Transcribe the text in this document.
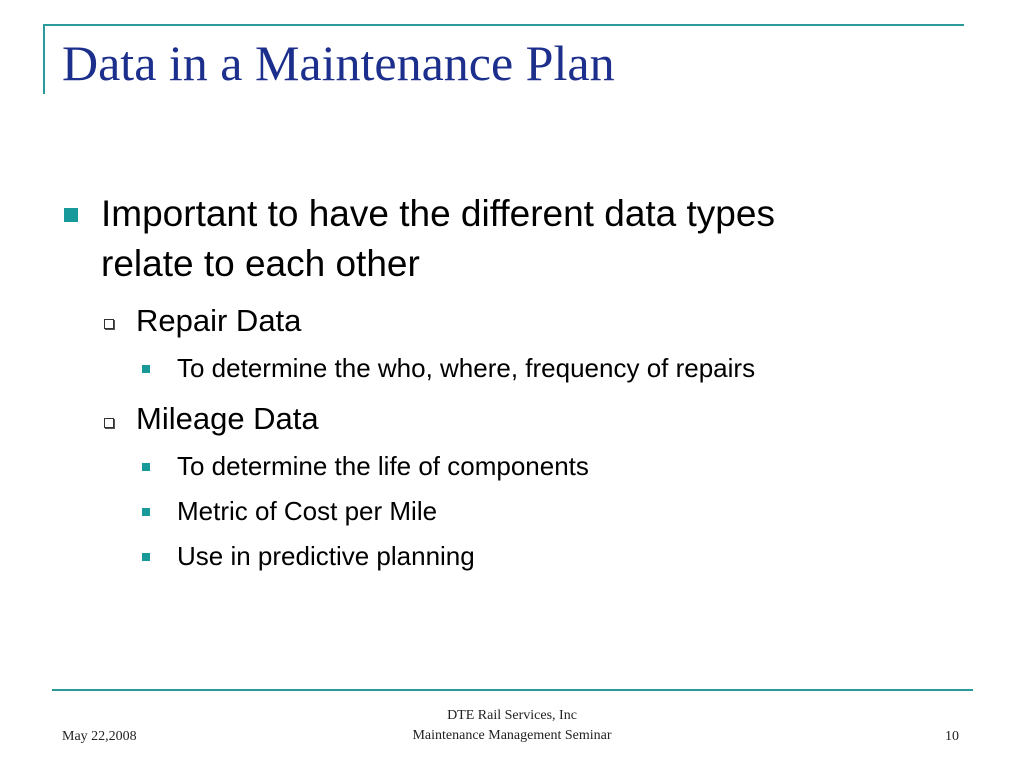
Data in a Maintenance Plan
Important to have the different data types
relate to each other
Repair Data
To determine the who, where, frequency of repairs
Mileage Data
To determine the life of components
Metric of Cost per Mile
Use in predictive planning
May 22,2008
DTE Rail Services, Inc
Maintenance Management Seminar	10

The task: Your task is to set down the records shown above exactly, minus any pictures.

Output of the exercise:
Transcribe the text in this document.
Data in a Maintenance Plan
Important to have the different data types
relate to each other
Repair Data
To determine the who, where, frequency of repairs
Mileage Data
To determine the life of components
Metric of Cost per Mile
Use in predictive planning
May 22,2008
DTE Rail Services, Inc
Maintenance Management Seminar	10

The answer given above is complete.